### [WRITTEN INSTRUCTION]
Print the data exactly, leaving nothing out.

## begin MATERIALS PROVIDED

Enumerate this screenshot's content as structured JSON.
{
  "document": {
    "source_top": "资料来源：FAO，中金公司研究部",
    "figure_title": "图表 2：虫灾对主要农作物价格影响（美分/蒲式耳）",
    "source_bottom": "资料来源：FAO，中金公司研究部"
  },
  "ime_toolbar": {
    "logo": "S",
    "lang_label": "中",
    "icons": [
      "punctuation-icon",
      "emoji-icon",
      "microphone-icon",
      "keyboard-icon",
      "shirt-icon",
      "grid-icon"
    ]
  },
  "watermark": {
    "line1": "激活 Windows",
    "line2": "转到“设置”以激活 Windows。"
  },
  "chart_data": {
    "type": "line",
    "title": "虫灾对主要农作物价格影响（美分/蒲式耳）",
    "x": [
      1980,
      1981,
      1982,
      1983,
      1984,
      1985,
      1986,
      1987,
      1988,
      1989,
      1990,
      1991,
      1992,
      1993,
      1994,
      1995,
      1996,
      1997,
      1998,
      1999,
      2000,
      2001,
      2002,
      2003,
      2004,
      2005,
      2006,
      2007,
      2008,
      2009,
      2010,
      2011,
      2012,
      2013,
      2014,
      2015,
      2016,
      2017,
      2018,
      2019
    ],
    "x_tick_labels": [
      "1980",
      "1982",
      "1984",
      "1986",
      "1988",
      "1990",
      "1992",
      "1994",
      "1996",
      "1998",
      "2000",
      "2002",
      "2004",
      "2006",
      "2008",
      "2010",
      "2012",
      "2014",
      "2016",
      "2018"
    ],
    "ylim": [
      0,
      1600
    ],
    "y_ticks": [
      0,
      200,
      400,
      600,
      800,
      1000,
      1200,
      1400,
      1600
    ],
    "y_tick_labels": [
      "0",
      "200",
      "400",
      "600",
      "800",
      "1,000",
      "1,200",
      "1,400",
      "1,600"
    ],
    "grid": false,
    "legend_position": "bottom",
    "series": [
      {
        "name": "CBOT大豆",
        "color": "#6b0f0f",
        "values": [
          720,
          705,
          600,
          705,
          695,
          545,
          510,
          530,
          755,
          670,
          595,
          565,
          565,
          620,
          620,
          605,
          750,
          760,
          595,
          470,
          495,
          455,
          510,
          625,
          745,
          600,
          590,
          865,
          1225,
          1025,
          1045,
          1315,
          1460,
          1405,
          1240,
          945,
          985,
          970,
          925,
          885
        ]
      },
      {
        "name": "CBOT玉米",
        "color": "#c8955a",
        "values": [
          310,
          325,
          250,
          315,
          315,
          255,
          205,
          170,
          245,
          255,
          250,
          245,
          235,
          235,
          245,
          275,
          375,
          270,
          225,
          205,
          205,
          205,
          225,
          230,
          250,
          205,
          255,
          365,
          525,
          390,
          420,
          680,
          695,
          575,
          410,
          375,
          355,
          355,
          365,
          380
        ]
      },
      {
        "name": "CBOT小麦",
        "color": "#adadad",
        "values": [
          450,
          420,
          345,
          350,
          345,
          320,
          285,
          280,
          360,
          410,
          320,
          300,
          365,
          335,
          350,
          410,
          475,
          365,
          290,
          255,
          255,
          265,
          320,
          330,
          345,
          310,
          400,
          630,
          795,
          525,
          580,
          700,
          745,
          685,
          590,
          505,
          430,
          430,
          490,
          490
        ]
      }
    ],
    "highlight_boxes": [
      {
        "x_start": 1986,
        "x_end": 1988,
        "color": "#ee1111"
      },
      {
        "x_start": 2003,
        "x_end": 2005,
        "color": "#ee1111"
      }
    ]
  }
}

## end MATERIALS PROVIDED

### [COMPLETE ANSWER]
Enumerate this screenshot's content as structured JSON.
{
  "document": {
    "source_top": "资料来源：FAO，中金公司研究部",
    "figure_title": "图表 2：虫灾对主要农作物价格影响（美分/蒲式耳）",
    "source_bottom": "资料来源：FAO，中金公司研究部"
  },
  "ime_toolbar": {
    "logo": "S",
    "lang_label": "中",
    "icons": [
      "punctuation-icon",
      "emoji-icon",
      "microphone-icon",
      "keyboard-icon",
      "shirt-icon",
      "grid-icon"
    ]
  },
  "watermark": {
    "line1": "激活 Windows",
    "line2": "转到“设置”以激活 Windows。"
  },
  "chart_data": {
    "type": "line",
    "title": "虫灾对主要农作物价格影响（美分/蒲式耳）",
    "x": [
      1980,
      1981,
      1982,
      1983,
      1984,
      1985,
      1986,
      1987,
      1988,
      1989,
      1990,
      1991,
      1992,
      1993,
      1994,
      1995,
      1996,
      1997,
      1998,
      1999,
      2000,
      2001,
      2002,
      2003,
      2004,
      2005,
      2006,
      2007,
      2008,
      2009,
      2010,
      2011,
      2012,
      2013,
      2014,
      2015,
      2016,
      2017,
      2018,
      2019
    ],
    "x_tick_labels": [
      "1980",
      "1982",
      "1984",
      "1986",
      "1988",
      "1990",
      "1992",
      "1994",
      "1996",
      "1998",
      "2000",
      "2002",
      "2004",
      "2006",
      "2008",
      "2010",
      "2012",
      "2014",
      "2016",
      "2018"
    ],
    "ylim": [
      0,
      1600
    ],
    "y_ticks": [
      0,
      200,
      400,
      600,
      800,
      1000,
      1200,
      1400,
      1600
    ],
    "y_tick_labels": [
      "0",
      "200",
      "400",
      "600",
      "800",
      "1,000",
      "1,200",
      "1,400",
      "1,600"
    ],
    "grid": false,
    "legend_position": "bottom",
    "series": [
      {
        "name": "CBOT大豆",
        "color": "#6b0f0f",
        "values": [
          720,
          705,
          600,
          705,
          695,
          545,
          510,
          530,
          755,
          670,
          595,
          565,
          565,
          620,
          620,
          605,
          750,
          760,
          595,
          470,
          495,
          455,
          510,
          625,
          745,
          600,
          590,
          865,
          1225,
          1025,
          1045,
          1315,
          1460,
          1405,
          1240,
          945,
          985,
          970,
          925,
          885
        ]
      },
      {
        "name": "CBOT玉米",
        "color": "#c8955a",
        "values": [
          310,
          325,
          250,
          315,
          315,
          255,
          205,
          170,
          245,
          255,
          250,
          245,
          235,
          235,
          245,
          275,
          375,
          270,
          225,
          205,
          205,
          205,
          225,
          230,
          250,
          205,
          255,
          365,
          525,
          390,
          420,
          680,
          695,
          575,
          410,
          375,
          355,
          355,
          365,
          380
        ]
      },
      {
        "name": "CBOT小麦",
        "color": "#adadad",
        "values": [
          450,
          420,
          345,
          350,
          345,
          320,
          285,
          280,
          360,
          410,
          320,
          300,
          365,
          335,
          350,
          410,
          475,
          365,
          290,
          255,
          255,
          265,
          320,
          330,
          345,
          310,
          400,
          630,
          795,
          525,
          580,
          700,
          745,
          685,
          590,
          505,
          430,
          430,
          490,
          490
        ]
      }
    ],
    "highlight_boxes": [
      {
        "x_start": 1986,
        "x_end": 1988,
        "color": "#ee1111"
      },
      {
        "x_start": 2003,
        "x_end": 2005,
        "color": "#ee1111"
      }
    ]
  }
}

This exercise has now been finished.